→ **La consigne**:
Répondez aux questions suivantes à l'aide de l'article ci-dessous sur la pièce « Elles avant nous ».
1. Dans quel lycée la pièce a-t-elle été jouée le mardi 19 novembre ?
2. Devant quelles classes la représentation a-t-elle eu lieu ?
3. Qui a recueilli les témoignages retranscrits dans la pièce ?

→ **Texte fourni**:

'''

« Les filles sont tiraillées entre les valeurs de la République et la tradition mahoraise »

Mardi 19 novembre, avait lieu la dernière date à Mayotte de la pièce « Elles avant nous » au lycée de Dembéni. Un spectacle qui remet en question les injonctions qui pèsent sur les femmes dans la société mahoraise et invite à tracer sa propre voie. Une représentation qui n’a pas laissé les adolescents indifférents.

Un désir de liberté qui se heurte à la pression de la société. C’est ce que raconte « Elles avant nous », une pièce qui explore l’identité féminine de Mayotte entre traditions, histoires et modernité. Ce mardi 19 novembre, celle-ci était jouée au lycée de Dembéni devant les deux classes de bac sciences et technologies de la santé et du social (ST2S). A travers la retranscription de véritables témoignages recueillis par Leyla-Claire Rabih, on y découvre plusieurs femmes pétillantes* qui abordent les injonctions qu’elles subissent dans la société mahoraise actuelle (religion, mariage, polygamie). « J’ai un travail, un master, mais quand je suis rentrée vivre à Mayotte, la pression du mariage était devenue trop forte », confie l’une d’elle. Le dilemme de vivre avec à la fois une éducation mahoraise et française est explorée. « Je suis habillée à l’occidentale et j’ai mon foulard sur la tête. J’ai les deux cultures sur moi », revendique un autre personnage.

'''

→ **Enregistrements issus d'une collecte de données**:
'''

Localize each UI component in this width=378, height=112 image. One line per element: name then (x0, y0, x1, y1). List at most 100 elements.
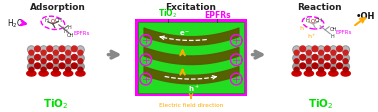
Circle shape (305, 46, 313, 54)
FancyBboxPatch shape (79, 68, 82, 71)
Circle shape (324, 55, 330, 61)
FancyBboxPatch shape (67, 68, 69, 71)
Circle shape (77, 55, 84, 62)
Circle shape (40, 63, 47, 71)
Text: EPFRs: EPFRs (74, 31, 90, 36)
Text: Excitation: Excitation (166, 3, 217, 12)
Circle shape (35, 63, 40, 69)
Circle shape (294, 51, 299, 56)
Ellipse shape (27, 71, 36, 76)
Circle shape (71, 63, 77, 69)
Circle shape (319, 59, 324, 64)
Ellipse shape (329, 71, 338, 76)
Circle shape (66, 68, 71, 72)
Text: O: O (51, 19, 55, 24)
Circle shape (312, 55, 318, 61)
Circle shape (343, 68, 348, 72)
Text: •OH: •OH (355, 12, 375, 21)
Circle shape (78, 51, 83, 56)
Ellipse shape (316, 71, 326, 76)
Circle shape (305, 63, 313, 71)
Ellipse shape (76, 71, 85, 76)
Circle shape (337, 47, 342, 52)
Circle shape (307, 59, 311, 64)
Circle shape (41, 59, 46, 64)
Text: Adsorption: Adsorption (30, 3, 86, 12)
Circle shape (342, 63, 349, 71)
FancyBboxPatch shape (55, 68, 57, 71)
Ellipse shape (51, 71, 60, 76)
Circle shape (28, 63, 35, 71)
Circle shape (294, 68, 299, 72)
Circle shape (300, 55, 305, 61)
FancyBboxPatch shape (296, 68, 298, 71)
Ellipse shape (39, 71, 48, 76)
Ellipse shape (64, 71, 73, 76)
FancyBboxPatch shape (135, 20, 246, 97)
Circle shape (343, 59, 348, 64)
FancyBboxPatch shape (320, 68, 322, 71)
Circle shape (77, 63, 84, 71)
Circle shape (307, 68, 311, 72)
Circle shape (319, 51, 324, 56)
Circle shape (342, 55, 349, 62)
Text: h$^+$: h$^+$ (188, 83, 200, 94)
Circle shape (337, 55, 342, 61)
Text: Reaction: Reaction (297, 3, 341, 12)
FancyBboxPatch shape (138, 23, 244, 94)
FancyBboxPatch shape (332, 68, 335, 71)
Ellipse shape (292, 71, 301, 76)
Circle shape (324, 63, 330, 69)
FancyBboxPatch shape (30, 68, 33, 71)
Text: H: H (68, 25, 72, 30)
Circle shape (53, 59, 58, 64)
Circle shape (343, 51, 348, 56)
Circle shape (29, 59, 34, 64)
Text: OH: OH (67, 33, 74, 38)
Circle shape (53, 51, 58, 56)
Circle shape (40, 46, 47, 54)
Text: h$^+$: h$^+$ (359, 16, 369, 25)
Circle shape (337, 63, 342, 69)
Ellipse shape (304, 71, 313, 76)
Text: e$^-$: e$^-$ (178, 29, 190, 38)
Circle shape (305, 55, 313, 62)
Circle shape (300, 63, 305, 69)
Circle shape (28, 46, 35, 54)
Circle shape (59, 47, 65, 52)
Circle shape (41, 68, 46, 72)
Text: OH: OH (55, 18, 63, 23)
Circle shape (71, 47, 77, 52)
Text: h$^+$: h$^+$ (307, 32, 317, 41)
Circle shape (293, 63, 301, 71)
Circle shape (53, 68, 58, 72)
Circle shape (307, 51, 311, 56)
Circle shape (300, 47, 305, 52)
Circle shape (59, 55, 65, 61)
Circle shape (71, 55, 77, 61)
Circle shape (342, 46, 349, 54)
Circle shape (330, 63, 337, 71)
Circle shape (331, 68, 336, 72)
Circle shape (331, 59, 336, 64)
Circle shape (35, 47, 40, 52)
Circle shape (52, 46, 60, 54)
Circle shape (293, 55, 301, 62)
Circle shape (294, 59, 299, 64)
Circle shape (52, 55, 60, 62)
Circle shape (28, 55, 35, 62)
Text: h$^+$: h$^+$ (299, 24, 309, 33)
FancyBboxPatch shape (344, 68, 347, 71)
Circle shape (78, 59, 83, 64)
Circle shape (64, 46, 72, 54)
Text: EPFRs: EPFRs (335, 30, 352, 35)
Circle shape (318, 46, 325, 54)
Circle shape (312, 63, 318, 69)
Circle shape (318, 55, 325, 62)
Text: H: H (305, 18, 309, 23)
Circle shape (47, 47, 53, 52)
Text: OH: OH (315, 18, 323, 23)
Circle shape (41, 51, 46, 56)
Text: H: H (330, 34, 334, 39)
Circle shape (318, 63, 325, 71)
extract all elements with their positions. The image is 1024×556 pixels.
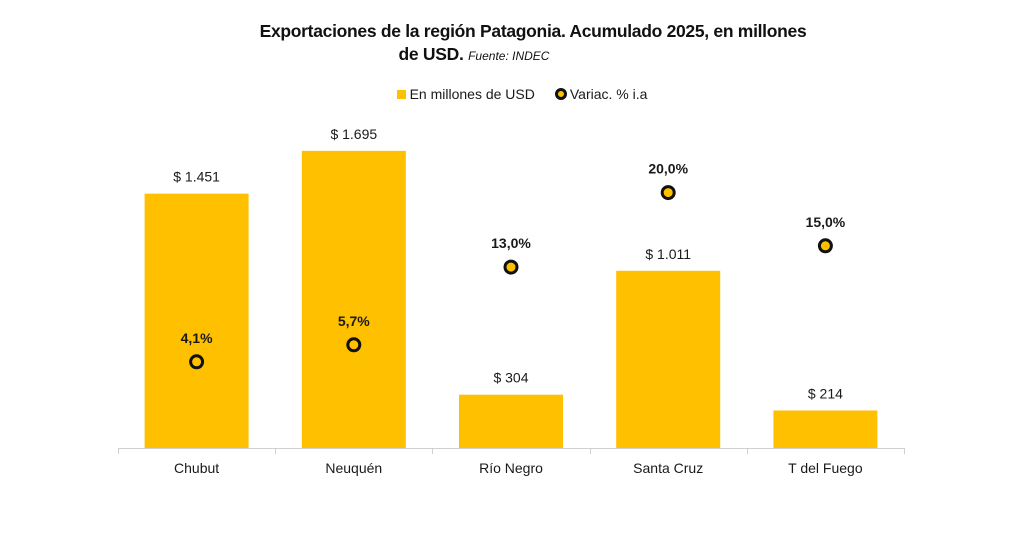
variation-value-label: 15,0% — [806, 214, 846, 230]
bar-río-negro — [459, 394, 563, 448]
chart-legend: En millones de USD Variac. % i.a — [0, 86, 1024, 102]
variation-value-label: 5,7% — [338, 313, 370, 329]
legend-marker-circle-icon — [554, 88, 567, 100]
bar-value-label: $ 1.695 — [330, 126, 377, 142]
legend-item-bars: En millones de USD — [396, 86, 535, 102]
bar-series — [144, 150, 878, 448]
x-tick-label: T del Fuego — [788, 460, 863, 476]
bar-santa-cruz — [616, 270, 721, 448]
chart-title: Exportaciones de la región Patagonia. Ac… — [0, 20, 1024, 68]
x-tick-label: Neuquén — [325, 460, 382, 476]
variation-value-label: 4,1% — [181, 330, 213, 346]
variation-value-label: 20,0% — [648, 161, 688, 177]
variation-marker — [189, 354, 205, 370]
bar-neuquén — [301, 150, 406, 448]
bar-value-label: $ 214 — [808, 385, 843, 401]
legend-bar-swatch-icon — [396, 89, 406, 99]
label-layer: $ 1.451 Chubut 4,1% $ 1.695 Neuquén 5,7% $ 304… — [173, 126, 863, 476]
bar-value-label: $ 1.451 — [173, 169, 220, 185]
bar-chubut — [144, 193, 249, 448]
x-tick-label: Santa Cruz — [633, 460, 703, 476]
legend-marker-label: Variac. % i.a — [569, 86, 648, 102]
legend-bar-label: En millones de USD — [409, 86, 535, 102]
variation-series — [189, 185, 833, 370]
bar-value-label: $ 304 — [493, 370, 528, 386]
chart-title-line2: de USD. — [398, 44, 464, 64]
chart-title-line2-wrap: de USD. Fuente: INDEC — [0, 43, 1024, 68]
x-axis — [118, 448, 905, 454]
chart-title-line1: Exportaciones de la región Patagonia. Ac… — [259, 21, 807, 41]
legend-item-markers: Variac. % i.a — [554, 86, 648, 102]
variation-value-label: 13,0% — [491, 235, 531, 251]
variation-marker — [346, 337, 362, 353]
variation-marker — [817, 238, 833, 254]
variation-marker — [660, 185, 676, 201]
chart-source: Fuente: INDEC — [468, 49, 550, 63]
variation-marker — [503, 259, 519, 275]
x-tick-label: Chubut — [174, 460, 219, 476]
bar-t-del-fuego — [773, 410, 878, 448]
bar-value-label: $ 1.011 — [645, 246, 691, 262]
x-tick-label: Río Negro — [479, 460, 543, 476]
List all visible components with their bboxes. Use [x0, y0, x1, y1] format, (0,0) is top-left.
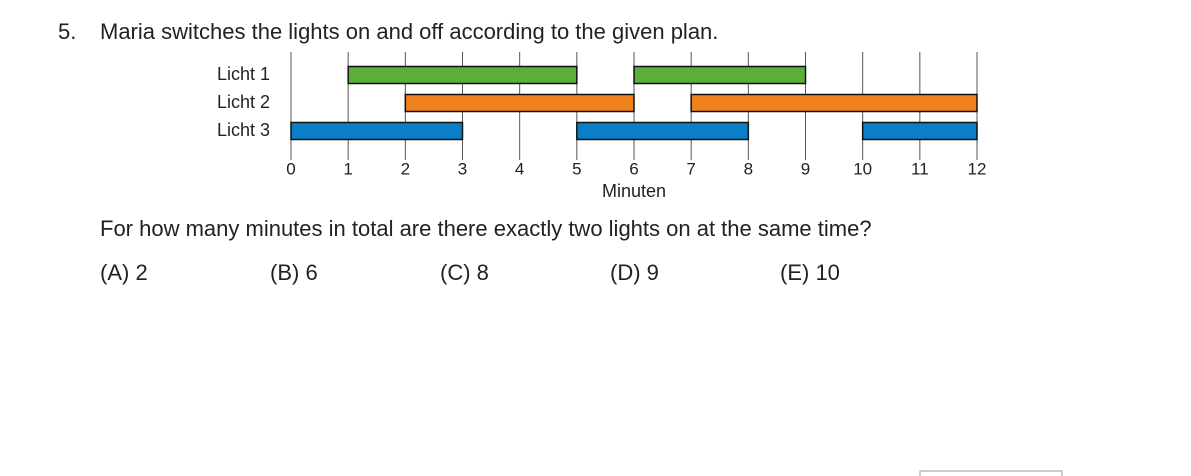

'''

→ **Réponse finale**:
1. Au lycée de Dembéni.
2. Devant les deux classes de bac sciences et technologies de la santé et du social (ST2S).
3. Leyla-Claire Rabih.